_Stated task_
Can you reproduce the data below with "clickable" substituted for every "interactable", everything else unchanged and the pictures left out?

_Data for the task_
::::

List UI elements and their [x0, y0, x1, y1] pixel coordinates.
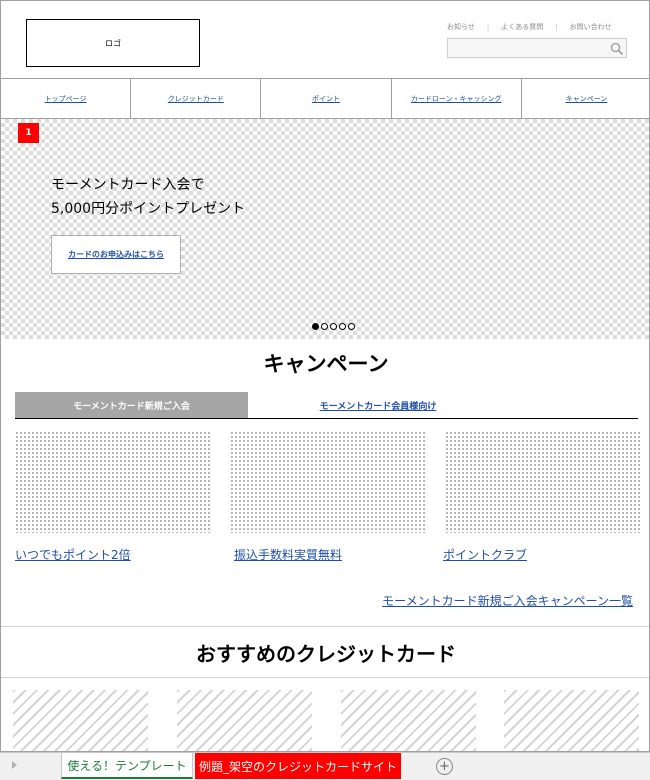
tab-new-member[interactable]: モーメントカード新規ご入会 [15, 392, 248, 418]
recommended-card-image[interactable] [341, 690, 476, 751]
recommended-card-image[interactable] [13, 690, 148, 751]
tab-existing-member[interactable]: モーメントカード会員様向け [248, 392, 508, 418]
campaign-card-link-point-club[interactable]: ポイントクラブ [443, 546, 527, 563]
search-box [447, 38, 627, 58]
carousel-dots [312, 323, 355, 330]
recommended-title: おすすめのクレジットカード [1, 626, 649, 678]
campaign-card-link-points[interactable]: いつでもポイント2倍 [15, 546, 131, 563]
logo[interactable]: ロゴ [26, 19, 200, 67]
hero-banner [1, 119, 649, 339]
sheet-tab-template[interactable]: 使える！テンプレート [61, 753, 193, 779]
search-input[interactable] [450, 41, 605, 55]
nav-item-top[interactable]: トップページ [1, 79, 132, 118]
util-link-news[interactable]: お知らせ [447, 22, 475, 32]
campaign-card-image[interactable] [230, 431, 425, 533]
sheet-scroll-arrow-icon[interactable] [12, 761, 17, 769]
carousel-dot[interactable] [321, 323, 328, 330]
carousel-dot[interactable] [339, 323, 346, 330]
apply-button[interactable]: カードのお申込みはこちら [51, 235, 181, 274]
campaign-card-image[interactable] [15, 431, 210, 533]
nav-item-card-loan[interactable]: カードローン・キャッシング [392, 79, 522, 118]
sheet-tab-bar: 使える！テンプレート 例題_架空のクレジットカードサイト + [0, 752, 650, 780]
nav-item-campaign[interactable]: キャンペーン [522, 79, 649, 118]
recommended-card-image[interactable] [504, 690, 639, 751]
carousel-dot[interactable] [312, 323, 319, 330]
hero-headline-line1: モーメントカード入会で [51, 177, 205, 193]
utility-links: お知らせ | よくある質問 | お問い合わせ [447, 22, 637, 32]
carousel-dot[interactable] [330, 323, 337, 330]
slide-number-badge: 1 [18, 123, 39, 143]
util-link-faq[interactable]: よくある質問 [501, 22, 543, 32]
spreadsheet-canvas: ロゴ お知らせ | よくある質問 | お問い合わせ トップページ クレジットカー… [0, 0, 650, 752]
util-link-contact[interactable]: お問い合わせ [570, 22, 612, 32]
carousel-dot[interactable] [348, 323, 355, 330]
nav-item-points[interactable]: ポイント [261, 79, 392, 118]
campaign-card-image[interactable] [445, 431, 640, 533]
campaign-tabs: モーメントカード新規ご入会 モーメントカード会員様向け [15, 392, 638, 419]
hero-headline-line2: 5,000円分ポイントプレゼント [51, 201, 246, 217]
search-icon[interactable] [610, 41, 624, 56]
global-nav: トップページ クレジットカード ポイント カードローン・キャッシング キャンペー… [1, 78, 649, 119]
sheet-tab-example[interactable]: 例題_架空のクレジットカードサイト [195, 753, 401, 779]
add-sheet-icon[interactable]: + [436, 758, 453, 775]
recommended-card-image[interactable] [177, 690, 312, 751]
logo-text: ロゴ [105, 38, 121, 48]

::::

_Answer_
List UI elements and their [x0, y0, x1, y1] pixel coordinates.
tab-new-member[clickable]: モーメントカード新規ご入会 [15, 392, 248, 418]
recommended-card-image[clickable] [341, 690, 476, 751]
recommended-card-image[clickable] [13, 690, 148, 751]
tab-existing-member[clickable]: モーメントカード会員様向け [248, 392, 508, 418]
campaign-card-link-point-club[clickable]: ポイントクラブ [443, 546, 527, 563]
search-box [447, 38, 627, 58]
carousel-dots [312, 323, 355, 330]
recommended-title: おすすめのクレジットカード [1, 626, 649, 678]
campaign-card-link-points[clickable]: いつでもポイント2倍 [15, 546, 131, 563]
logo[clickable]: ロゴ [26, 19, 200, 67]
hero-banner [1, 119, 649, 339]
sheet-tab-template[clickable]: 使える！テンプレート [61, 753, 193, 779]
search-input[clickable] [450, 41, 605, 55]
nav-item-top[clickable]: トップページ [1, 79, 132, 118]
util-link-news[clickable]: お知らせ [447, 22, 475, 32]
campaign-card-image[clickable] [230, 431, 425, 533]
sheet-scroll-arrow-icon[clickable] [12, 761, 17, 769]
carousel-dot[clickable] [321, 323, 328, 330]
carousel-dot[clickable] [339, 323, 346, 330]
apply-button[clickable]: カードのお申込みはこちら [51, 235, 181, 274]
campaign-card-image[clickable] [15, 431, 210, 533]
nav-item-card-loan[clickable]: カードローン・キャッシング [392, 79, 522, 118]
sheet-tab-bar: 使える！テンプレート 例題_架空のクレジットカードサイト + [0, 752, 650, 780]
nav-item-campaign[clickable]: キャンペーン [522, 79, 649, 118]
recommended-card-image[clickable] [504, 690, 639, 751]
carousel-dot[clickable] [312, 323, 319, 330]
hero-headline-line1: モーメントカード入会で [51, 177, 205, 193]
utility-links: お知らせ | よくある質問 | お問い合わせ [447, 22, 637, 32]
carousel-dot[clickable] [330, 323, 337, 330]
slide-number-badge: 1 [18, 123, 39, 143]
util-link-faq[clickable]: よくある質問 [501, 22, 543, 32]
spreadsheet-canvas: ロゴ お知らせ | よくある質問 | お問い合わせ トップページ クレジットカー… [0, 0, 650, 752]
util-link-contact[clickable]: お問い合わせ [570, 22, 612, 32]
carousel-dot[clickable] [348, 323, 355, 330]
nav-item-points[clickable]: ポイント [261, 79, 392, 118]
campaign-card-image[clickable] [445, 431, 640, 533]
campaign-tabs: モーメントカード新規ご入会 モーメントカード会員様向け [15, 392, 638, 419]
hero-headline-line2: 5,000円分ポイントプレゼント [51, 201, 246, 217]
search-icon[clickable] [610, 41, 624, 56]
global-nav: トップページ クレジットカード ポイント カードローン・キャッシング キャンペー… [1, 78, 649, 119]
sheet-tab-example[clickable]: 例題_架空のクレジットカードサイト [195, 753, 401, 779]
add-sheet-icon[clickable]: + [436, 758, 453, 775]
recommended-card-image[clickable] [177, 690, 312, 751]
logo-text: ロゴ [105, 38, 121, 48]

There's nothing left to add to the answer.